──────── Raw data

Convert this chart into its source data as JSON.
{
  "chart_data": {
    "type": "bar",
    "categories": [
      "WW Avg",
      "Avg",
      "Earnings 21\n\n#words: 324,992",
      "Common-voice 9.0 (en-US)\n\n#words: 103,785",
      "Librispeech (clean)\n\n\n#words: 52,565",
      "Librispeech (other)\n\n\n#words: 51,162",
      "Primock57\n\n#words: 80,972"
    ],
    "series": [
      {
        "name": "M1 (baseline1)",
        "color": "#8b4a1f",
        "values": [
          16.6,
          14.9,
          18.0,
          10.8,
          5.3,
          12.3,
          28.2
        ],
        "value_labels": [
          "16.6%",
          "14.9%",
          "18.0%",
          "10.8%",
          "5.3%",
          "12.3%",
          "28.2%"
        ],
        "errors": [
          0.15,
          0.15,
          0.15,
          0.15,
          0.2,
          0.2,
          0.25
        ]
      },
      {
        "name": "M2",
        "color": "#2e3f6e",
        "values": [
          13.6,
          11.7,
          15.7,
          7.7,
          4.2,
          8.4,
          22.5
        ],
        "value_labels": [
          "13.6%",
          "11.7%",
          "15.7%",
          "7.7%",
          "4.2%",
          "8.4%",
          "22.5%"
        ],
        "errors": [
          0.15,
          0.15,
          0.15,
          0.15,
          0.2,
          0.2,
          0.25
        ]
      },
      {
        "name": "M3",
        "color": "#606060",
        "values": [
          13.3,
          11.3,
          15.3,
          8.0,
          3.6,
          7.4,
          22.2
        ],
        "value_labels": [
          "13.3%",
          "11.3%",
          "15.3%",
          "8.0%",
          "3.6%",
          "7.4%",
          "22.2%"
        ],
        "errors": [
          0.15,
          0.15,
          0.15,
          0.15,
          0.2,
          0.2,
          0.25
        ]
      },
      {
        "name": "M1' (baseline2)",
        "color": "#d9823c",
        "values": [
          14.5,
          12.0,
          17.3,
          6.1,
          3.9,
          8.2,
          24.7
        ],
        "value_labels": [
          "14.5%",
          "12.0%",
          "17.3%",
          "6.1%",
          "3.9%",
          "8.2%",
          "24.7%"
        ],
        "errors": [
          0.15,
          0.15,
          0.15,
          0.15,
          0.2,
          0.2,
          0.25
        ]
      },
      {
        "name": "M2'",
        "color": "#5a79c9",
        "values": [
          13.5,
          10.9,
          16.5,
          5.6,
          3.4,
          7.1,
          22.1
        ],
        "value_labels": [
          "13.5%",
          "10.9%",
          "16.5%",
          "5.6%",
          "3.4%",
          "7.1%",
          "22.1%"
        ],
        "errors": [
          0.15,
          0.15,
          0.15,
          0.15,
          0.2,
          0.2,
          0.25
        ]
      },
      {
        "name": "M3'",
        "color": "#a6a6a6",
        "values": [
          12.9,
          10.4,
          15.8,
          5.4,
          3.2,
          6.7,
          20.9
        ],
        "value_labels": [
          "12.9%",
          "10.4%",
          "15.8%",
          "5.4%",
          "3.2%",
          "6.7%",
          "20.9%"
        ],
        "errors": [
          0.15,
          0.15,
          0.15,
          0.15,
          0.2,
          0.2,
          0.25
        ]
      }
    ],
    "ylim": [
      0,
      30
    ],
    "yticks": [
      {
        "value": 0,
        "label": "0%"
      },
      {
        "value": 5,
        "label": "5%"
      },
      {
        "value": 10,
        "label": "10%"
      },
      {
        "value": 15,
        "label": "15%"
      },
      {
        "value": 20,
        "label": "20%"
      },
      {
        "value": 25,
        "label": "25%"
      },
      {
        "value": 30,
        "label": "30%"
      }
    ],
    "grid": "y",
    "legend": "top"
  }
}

────────────────
──────── Raw data

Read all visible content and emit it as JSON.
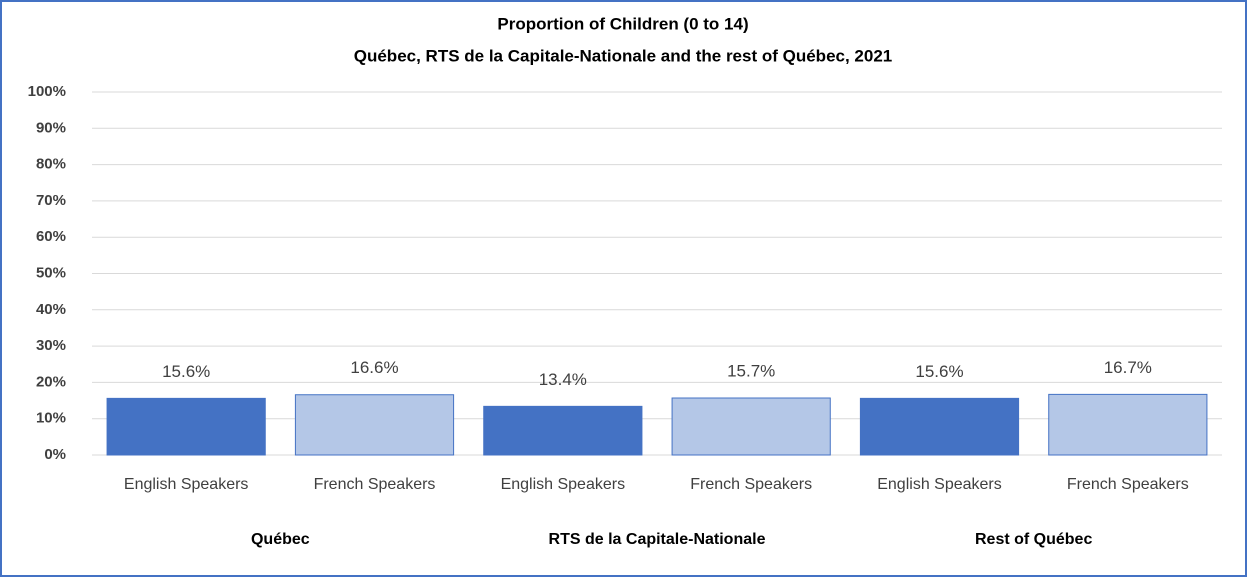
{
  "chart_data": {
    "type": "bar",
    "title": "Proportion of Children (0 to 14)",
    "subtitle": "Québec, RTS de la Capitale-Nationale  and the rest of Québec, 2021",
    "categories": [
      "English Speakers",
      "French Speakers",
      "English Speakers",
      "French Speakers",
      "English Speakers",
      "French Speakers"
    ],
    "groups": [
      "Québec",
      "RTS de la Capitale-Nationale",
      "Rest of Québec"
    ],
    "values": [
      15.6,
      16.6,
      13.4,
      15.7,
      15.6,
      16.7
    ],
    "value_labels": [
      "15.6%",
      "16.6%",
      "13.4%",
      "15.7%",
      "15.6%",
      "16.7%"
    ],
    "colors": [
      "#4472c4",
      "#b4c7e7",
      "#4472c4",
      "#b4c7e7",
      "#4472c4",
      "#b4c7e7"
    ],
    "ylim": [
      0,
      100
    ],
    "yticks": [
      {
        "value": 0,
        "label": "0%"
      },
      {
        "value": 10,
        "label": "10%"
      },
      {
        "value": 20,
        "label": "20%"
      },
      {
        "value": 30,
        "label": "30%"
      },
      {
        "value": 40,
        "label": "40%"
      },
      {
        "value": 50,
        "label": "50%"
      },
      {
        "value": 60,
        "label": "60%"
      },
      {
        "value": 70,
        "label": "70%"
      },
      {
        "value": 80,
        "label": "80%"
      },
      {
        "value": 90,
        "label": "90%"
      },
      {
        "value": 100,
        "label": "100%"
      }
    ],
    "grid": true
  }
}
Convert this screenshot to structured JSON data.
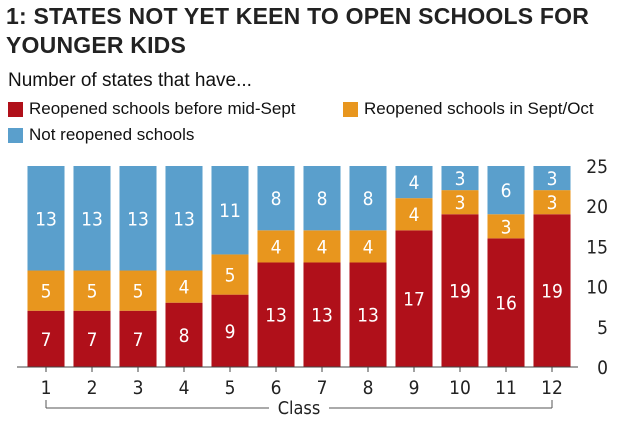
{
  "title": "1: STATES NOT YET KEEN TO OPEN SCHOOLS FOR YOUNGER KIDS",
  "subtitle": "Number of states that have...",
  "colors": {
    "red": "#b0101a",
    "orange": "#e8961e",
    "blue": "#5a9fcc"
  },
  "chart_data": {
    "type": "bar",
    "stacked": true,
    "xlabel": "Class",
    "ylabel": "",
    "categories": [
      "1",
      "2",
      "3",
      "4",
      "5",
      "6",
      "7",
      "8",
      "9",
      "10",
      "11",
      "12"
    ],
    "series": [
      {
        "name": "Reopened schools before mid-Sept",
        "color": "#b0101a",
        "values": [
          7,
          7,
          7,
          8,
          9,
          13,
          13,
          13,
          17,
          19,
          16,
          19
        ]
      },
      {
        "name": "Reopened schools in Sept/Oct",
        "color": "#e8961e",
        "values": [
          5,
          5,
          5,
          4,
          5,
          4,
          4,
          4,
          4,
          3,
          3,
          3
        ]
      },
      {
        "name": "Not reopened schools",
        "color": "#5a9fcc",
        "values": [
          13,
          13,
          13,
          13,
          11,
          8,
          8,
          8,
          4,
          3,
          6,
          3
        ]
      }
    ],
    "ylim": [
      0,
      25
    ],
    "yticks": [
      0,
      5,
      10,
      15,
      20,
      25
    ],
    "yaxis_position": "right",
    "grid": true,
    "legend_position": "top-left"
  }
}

────────────────
──────── Raw data

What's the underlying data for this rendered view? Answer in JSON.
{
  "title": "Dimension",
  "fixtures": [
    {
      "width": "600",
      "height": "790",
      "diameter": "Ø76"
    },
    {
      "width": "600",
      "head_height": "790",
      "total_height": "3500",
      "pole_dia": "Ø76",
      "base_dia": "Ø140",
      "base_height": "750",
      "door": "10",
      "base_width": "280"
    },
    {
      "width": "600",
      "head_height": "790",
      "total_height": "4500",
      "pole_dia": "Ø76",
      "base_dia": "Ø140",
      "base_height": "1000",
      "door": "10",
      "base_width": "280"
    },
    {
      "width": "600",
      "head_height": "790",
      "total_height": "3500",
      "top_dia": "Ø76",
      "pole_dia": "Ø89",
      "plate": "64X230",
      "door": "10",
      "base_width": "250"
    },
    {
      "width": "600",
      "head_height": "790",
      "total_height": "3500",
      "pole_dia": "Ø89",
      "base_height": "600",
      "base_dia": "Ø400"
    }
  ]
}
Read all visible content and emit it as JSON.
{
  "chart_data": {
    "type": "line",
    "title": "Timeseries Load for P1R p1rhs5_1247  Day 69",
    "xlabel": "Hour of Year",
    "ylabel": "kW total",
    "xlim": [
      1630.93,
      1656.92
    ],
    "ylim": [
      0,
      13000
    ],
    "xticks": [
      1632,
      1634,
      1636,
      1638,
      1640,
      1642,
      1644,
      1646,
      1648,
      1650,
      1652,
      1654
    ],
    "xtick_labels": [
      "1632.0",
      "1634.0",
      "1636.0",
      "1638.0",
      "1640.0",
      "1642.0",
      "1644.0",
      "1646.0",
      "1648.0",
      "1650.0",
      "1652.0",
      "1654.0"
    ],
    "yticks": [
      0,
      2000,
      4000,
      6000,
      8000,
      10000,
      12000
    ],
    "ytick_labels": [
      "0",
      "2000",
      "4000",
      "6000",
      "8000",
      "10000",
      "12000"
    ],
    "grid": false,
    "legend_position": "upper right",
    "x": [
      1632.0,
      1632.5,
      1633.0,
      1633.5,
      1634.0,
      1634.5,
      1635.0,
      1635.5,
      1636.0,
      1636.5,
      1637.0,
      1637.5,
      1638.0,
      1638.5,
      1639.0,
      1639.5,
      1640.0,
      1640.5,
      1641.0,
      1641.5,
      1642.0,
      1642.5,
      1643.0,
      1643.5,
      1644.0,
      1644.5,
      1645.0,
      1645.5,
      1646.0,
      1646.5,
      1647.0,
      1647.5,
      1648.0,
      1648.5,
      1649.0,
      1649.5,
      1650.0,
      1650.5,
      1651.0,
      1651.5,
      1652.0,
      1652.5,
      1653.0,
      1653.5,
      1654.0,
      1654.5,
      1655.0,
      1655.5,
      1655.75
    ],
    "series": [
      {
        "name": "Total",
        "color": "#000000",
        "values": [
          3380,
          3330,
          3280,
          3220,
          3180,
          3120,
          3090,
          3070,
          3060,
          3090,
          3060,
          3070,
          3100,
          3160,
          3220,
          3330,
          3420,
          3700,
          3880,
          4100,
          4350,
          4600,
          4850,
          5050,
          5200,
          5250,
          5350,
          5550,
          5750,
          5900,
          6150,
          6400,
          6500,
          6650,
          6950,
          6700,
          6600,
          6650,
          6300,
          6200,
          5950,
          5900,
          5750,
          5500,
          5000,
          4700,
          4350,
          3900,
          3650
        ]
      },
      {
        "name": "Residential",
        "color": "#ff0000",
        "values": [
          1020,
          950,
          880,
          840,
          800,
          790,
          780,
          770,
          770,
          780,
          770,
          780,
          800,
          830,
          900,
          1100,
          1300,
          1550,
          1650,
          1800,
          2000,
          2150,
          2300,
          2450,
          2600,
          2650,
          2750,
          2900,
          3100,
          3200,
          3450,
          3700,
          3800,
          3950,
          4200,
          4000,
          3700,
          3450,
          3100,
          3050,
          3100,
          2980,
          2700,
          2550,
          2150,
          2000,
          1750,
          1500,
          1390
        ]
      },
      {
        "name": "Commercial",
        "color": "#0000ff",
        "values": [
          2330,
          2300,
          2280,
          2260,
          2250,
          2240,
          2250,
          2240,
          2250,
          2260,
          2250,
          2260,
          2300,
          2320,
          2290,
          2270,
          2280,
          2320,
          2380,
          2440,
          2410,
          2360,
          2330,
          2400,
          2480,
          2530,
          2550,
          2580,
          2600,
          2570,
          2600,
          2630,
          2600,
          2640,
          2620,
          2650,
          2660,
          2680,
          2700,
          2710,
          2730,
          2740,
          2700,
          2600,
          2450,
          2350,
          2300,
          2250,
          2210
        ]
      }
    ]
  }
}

────────────────

**Task prompt**
Copy each line containing the word "grid" from the data.

**Task result**
    "grid": "y",
    "grid": true
    "grid": true,
    "grid": false,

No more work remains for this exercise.